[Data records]
------------------------------------------------

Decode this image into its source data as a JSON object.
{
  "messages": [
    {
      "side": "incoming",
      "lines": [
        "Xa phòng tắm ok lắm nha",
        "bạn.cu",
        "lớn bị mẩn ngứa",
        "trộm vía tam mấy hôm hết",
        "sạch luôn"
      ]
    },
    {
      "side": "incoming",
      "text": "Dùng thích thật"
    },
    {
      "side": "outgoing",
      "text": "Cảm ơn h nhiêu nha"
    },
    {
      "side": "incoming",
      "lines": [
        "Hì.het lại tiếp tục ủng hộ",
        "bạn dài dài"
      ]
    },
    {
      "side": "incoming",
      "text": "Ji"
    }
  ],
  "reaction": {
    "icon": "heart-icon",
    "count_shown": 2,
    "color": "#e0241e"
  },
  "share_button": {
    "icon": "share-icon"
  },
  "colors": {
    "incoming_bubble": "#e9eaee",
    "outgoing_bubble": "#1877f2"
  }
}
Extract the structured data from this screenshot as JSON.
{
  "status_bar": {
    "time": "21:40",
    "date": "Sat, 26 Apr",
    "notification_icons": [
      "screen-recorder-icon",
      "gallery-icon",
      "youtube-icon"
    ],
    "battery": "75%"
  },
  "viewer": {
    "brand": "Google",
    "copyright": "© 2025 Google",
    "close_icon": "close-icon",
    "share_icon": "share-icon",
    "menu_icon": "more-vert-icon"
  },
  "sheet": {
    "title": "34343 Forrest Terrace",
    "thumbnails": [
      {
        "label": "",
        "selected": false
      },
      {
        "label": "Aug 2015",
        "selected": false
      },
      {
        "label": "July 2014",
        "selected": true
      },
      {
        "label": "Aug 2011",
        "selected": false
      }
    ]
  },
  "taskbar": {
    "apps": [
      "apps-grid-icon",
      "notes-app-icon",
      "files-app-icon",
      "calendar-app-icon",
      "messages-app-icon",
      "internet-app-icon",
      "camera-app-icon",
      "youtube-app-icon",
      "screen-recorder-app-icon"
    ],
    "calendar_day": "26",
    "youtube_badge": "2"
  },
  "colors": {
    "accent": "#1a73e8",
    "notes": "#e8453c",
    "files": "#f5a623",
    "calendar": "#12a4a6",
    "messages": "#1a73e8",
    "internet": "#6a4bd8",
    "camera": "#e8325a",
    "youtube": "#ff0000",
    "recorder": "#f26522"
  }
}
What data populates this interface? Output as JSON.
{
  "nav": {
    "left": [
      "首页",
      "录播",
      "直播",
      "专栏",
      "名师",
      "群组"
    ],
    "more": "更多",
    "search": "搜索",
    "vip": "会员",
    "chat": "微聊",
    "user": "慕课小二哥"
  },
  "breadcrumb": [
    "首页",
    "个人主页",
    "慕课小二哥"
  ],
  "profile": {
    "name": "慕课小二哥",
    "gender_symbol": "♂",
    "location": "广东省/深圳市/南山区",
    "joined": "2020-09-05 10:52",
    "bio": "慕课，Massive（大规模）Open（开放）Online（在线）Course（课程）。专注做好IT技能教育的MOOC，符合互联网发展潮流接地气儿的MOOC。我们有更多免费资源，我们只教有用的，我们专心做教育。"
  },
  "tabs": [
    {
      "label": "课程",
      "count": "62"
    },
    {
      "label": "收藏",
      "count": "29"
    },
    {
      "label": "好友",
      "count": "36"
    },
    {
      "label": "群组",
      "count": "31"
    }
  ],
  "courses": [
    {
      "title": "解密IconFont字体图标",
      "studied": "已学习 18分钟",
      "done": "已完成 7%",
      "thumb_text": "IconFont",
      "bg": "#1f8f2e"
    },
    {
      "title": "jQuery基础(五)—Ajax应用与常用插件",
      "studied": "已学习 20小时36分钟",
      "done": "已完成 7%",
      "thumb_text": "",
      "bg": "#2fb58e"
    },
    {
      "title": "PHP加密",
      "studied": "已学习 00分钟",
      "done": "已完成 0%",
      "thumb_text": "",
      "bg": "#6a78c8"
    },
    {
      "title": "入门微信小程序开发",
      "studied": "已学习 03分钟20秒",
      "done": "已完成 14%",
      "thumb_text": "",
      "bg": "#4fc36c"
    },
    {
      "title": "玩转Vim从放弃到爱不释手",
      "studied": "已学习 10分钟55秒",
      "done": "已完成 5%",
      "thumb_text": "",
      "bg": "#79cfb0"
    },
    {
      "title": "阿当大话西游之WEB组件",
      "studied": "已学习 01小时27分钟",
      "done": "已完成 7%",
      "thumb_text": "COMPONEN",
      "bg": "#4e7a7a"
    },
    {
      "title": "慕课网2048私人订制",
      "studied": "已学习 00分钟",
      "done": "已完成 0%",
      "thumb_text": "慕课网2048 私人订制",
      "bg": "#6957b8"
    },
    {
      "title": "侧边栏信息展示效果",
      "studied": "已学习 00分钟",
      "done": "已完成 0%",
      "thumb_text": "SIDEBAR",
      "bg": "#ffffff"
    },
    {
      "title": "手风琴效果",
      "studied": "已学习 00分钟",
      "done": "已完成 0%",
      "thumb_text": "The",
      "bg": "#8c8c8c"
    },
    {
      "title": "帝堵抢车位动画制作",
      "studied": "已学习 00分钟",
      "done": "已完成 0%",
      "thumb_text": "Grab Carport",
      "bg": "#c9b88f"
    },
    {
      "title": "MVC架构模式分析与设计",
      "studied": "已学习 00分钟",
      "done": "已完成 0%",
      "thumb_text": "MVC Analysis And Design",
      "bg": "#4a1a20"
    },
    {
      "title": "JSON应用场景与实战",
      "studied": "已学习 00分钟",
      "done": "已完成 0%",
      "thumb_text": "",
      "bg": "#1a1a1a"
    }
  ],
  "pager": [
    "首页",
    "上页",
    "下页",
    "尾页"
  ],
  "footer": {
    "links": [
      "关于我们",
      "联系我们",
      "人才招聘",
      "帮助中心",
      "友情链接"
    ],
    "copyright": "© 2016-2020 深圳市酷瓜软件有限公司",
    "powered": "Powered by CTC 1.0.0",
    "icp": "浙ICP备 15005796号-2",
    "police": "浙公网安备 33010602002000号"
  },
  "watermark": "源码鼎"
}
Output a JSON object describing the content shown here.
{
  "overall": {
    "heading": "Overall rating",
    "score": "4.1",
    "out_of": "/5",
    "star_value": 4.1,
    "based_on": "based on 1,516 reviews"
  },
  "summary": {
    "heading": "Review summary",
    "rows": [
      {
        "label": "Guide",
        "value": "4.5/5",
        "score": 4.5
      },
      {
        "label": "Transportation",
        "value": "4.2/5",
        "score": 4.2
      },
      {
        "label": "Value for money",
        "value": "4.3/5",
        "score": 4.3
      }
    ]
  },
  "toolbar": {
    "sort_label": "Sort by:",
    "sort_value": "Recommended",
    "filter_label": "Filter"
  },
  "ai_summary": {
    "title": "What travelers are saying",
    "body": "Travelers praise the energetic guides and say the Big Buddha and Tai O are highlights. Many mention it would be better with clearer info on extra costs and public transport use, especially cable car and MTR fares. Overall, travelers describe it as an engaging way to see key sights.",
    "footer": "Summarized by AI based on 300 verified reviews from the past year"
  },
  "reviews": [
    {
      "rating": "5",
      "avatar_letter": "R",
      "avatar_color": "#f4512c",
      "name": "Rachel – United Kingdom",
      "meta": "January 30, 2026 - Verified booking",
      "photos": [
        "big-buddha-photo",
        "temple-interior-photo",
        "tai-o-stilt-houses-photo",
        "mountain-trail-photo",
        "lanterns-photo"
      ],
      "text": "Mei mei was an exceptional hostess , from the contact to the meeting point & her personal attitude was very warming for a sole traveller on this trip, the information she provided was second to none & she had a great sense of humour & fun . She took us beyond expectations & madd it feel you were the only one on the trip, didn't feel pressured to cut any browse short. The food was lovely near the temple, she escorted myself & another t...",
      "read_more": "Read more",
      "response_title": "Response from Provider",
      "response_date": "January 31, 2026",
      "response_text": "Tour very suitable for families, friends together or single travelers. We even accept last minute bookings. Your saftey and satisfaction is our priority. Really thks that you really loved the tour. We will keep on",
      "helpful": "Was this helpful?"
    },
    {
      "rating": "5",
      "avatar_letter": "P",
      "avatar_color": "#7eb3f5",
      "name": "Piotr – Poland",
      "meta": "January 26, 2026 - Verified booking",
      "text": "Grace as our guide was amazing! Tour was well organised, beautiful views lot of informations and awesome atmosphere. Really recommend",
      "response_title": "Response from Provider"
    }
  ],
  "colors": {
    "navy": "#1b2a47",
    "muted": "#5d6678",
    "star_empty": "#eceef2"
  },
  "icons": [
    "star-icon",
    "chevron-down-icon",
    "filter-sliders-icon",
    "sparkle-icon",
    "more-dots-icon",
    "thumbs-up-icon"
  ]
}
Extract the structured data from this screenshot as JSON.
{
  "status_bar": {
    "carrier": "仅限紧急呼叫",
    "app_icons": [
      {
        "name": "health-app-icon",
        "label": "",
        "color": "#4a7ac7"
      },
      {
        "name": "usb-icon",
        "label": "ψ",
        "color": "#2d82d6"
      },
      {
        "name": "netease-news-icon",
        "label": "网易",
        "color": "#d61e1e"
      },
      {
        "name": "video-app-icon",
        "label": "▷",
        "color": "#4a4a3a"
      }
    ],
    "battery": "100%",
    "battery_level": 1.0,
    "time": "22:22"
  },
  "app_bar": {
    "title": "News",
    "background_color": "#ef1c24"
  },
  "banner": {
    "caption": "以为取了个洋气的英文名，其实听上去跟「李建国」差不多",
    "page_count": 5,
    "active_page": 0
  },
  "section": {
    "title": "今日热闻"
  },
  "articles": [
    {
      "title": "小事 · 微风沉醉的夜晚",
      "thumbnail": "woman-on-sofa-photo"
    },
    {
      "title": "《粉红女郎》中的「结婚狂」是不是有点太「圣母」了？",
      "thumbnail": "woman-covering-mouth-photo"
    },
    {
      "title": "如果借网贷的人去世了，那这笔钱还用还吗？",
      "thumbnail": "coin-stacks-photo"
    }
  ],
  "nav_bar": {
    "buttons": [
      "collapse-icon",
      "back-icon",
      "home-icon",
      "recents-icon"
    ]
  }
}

------------------------------------------------

:: Aim ::
Your answer should be only a number: how many lines of the data above contain the string "Tour"?

:: Answer to the exercise ::
2